Job
Below are records. Copy every line with "upper" in it.

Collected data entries
---

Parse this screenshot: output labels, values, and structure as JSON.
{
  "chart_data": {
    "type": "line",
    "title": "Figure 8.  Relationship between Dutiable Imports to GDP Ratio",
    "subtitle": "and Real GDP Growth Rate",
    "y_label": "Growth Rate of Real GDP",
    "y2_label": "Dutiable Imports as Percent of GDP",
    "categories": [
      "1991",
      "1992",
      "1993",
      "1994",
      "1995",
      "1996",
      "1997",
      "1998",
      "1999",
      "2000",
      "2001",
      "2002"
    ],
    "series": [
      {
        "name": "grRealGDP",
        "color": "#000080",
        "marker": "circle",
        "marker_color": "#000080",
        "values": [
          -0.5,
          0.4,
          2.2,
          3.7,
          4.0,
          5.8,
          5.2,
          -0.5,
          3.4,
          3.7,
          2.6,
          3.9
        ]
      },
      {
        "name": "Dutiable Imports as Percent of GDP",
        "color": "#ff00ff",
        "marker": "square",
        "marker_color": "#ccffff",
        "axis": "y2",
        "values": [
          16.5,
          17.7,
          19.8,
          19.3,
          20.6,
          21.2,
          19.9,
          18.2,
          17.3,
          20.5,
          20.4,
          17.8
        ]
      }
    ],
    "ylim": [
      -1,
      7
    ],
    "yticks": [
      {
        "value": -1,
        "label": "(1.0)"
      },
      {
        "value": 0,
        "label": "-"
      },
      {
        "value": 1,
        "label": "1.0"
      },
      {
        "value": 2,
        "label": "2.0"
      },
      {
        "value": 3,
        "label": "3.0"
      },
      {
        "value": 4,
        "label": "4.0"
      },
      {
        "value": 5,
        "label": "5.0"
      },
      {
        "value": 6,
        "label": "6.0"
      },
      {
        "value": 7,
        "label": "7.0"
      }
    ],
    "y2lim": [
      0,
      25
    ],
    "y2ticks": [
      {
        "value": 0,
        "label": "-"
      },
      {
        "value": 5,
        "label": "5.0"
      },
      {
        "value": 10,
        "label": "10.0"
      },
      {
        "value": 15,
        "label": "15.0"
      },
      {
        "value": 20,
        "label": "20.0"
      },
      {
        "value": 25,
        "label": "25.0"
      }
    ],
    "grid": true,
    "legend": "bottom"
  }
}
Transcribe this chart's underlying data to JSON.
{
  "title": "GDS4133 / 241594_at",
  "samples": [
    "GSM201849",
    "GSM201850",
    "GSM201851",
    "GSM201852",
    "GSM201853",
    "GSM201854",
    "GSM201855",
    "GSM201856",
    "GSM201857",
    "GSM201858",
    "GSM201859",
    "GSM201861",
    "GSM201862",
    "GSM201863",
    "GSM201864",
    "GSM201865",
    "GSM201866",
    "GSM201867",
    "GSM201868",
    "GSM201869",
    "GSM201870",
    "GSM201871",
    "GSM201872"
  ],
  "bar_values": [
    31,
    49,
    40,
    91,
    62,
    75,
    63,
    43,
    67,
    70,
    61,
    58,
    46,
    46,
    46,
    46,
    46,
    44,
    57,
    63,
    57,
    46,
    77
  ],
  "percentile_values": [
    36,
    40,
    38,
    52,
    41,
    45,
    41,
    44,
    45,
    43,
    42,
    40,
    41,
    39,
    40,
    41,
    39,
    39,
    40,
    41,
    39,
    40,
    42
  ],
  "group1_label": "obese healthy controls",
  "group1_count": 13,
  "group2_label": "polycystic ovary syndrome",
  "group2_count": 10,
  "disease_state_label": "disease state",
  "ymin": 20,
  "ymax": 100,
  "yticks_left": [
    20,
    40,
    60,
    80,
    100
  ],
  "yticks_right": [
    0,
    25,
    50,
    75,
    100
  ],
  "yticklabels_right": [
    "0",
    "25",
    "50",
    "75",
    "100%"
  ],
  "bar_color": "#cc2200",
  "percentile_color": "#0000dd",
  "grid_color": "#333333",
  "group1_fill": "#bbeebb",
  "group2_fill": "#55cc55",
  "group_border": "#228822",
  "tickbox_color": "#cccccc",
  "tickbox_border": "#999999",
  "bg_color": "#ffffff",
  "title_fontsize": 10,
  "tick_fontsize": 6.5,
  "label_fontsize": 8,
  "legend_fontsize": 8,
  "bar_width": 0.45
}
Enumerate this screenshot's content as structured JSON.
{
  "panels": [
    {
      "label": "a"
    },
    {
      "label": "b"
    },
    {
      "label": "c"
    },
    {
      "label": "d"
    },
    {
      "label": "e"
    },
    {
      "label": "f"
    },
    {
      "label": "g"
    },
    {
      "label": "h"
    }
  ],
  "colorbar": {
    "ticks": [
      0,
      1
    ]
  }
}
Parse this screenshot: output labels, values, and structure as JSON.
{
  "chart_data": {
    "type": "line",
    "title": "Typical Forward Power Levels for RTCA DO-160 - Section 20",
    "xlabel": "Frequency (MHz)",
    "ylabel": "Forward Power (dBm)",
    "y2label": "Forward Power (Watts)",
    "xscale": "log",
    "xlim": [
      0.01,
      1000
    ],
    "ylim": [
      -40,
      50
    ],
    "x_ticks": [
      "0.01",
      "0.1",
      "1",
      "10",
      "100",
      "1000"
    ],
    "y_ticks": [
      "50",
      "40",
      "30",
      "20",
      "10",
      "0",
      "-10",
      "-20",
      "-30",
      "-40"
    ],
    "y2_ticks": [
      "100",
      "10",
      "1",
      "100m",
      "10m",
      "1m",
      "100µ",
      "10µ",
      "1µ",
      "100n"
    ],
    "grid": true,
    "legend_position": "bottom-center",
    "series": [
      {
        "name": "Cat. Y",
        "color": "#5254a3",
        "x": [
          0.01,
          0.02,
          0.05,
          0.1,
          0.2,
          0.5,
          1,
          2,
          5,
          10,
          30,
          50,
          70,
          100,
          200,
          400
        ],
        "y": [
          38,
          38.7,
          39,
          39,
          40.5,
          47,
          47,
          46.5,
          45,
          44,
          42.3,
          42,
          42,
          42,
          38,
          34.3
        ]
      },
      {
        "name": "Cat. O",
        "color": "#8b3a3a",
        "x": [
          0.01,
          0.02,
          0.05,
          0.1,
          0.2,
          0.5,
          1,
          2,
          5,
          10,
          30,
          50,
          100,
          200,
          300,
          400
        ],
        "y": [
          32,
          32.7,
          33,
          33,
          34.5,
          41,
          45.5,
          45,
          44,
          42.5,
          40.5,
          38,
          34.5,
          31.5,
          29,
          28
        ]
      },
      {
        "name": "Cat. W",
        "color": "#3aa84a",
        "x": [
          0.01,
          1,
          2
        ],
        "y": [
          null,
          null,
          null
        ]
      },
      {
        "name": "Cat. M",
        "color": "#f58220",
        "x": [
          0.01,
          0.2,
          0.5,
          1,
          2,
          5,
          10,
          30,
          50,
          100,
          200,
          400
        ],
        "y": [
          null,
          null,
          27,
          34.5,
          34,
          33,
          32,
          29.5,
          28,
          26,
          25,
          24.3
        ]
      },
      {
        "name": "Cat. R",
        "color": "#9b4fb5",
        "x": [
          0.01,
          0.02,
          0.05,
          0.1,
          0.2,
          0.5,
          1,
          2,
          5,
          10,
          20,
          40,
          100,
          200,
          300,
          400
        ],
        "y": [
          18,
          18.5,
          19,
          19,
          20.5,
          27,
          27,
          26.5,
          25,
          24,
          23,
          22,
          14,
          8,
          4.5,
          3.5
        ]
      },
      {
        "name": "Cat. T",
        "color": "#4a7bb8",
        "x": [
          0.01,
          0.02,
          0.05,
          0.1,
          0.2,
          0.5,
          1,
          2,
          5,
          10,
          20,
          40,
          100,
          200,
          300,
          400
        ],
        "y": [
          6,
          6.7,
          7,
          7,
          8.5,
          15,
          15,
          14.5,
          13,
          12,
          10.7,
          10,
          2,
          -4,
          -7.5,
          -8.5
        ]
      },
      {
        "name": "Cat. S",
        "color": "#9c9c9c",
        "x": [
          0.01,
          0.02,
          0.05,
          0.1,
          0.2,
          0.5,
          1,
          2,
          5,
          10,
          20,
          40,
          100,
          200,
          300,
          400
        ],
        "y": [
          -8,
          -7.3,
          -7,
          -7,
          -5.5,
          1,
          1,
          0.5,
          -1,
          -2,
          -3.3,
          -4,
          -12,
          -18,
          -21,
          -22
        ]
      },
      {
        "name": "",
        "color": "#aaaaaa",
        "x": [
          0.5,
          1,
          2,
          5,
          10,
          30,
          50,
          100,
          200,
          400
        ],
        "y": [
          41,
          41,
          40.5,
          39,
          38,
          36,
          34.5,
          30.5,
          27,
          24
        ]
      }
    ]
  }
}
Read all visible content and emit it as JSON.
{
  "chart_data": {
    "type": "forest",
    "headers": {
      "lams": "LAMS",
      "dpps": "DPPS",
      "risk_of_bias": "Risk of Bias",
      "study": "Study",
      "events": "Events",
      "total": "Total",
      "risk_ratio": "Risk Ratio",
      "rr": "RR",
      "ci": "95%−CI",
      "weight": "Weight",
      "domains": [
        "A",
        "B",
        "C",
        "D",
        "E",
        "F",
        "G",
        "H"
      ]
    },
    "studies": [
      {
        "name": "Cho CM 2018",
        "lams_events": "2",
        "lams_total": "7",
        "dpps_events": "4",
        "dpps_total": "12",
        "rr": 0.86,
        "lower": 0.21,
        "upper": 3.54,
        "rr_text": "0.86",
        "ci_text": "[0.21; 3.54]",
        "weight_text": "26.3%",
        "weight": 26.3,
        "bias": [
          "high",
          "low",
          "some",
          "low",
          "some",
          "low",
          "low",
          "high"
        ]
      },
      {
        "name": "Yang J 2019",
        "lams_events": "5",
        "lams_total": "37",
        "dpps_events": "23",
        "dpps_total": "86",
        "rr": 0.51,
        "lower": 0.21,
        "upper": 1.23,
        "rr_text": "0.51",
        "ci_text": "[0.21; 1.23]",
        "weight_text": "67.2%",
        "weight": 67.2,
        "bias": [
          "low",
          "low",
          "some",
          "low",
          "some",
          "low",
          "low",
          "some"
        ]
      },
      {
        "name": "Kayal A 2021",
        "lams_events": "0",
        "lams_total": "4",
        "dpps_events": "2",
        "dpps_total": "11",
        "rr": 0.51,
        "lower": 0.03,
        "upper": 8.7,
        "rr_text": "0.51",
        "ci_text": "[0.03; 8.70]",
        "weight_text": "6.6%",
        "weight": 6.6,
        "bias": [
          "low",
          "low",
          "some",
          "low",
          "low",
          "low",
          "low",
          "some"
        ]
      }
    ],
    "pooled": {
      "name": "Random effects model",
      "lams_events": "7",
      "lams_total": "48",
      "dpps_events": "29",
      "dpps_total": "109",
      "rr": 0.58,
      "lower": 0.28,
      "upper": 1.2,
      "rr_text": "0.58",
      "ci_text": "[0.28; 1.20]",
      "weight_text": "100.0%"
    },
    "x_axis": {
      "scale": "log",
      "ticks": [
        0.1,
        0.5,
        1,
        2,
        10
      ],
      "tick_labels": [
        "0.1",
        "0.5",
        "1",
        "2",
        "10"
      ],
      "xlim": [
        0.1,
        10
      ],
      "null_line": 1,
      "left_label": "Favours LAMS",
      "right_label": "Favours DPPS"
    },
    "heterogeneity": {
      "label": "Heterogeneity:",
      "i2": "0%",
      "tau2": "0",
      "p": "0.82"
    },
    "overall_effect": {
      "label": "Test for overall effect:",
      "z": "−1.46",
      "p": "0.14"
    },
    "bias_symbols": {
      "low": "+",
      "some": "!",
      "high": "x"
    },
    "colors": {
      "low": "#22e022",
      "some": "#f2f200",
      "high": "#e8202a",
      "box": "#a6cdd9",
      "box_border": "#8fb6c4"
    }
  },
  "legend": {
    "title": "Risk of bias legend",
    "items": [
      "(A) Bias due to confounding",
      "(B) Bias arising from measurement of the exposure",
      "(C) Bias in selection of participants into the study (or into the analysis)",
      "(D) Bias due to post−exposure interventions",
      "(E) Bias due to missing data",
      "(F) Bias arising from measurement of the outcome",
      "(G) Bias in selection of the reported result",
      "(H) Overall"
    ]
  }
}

---

Final answer
        "upper": 3.54,
        "upper": 1.23,
        "upper": 8.7,
      "upper": 1.2,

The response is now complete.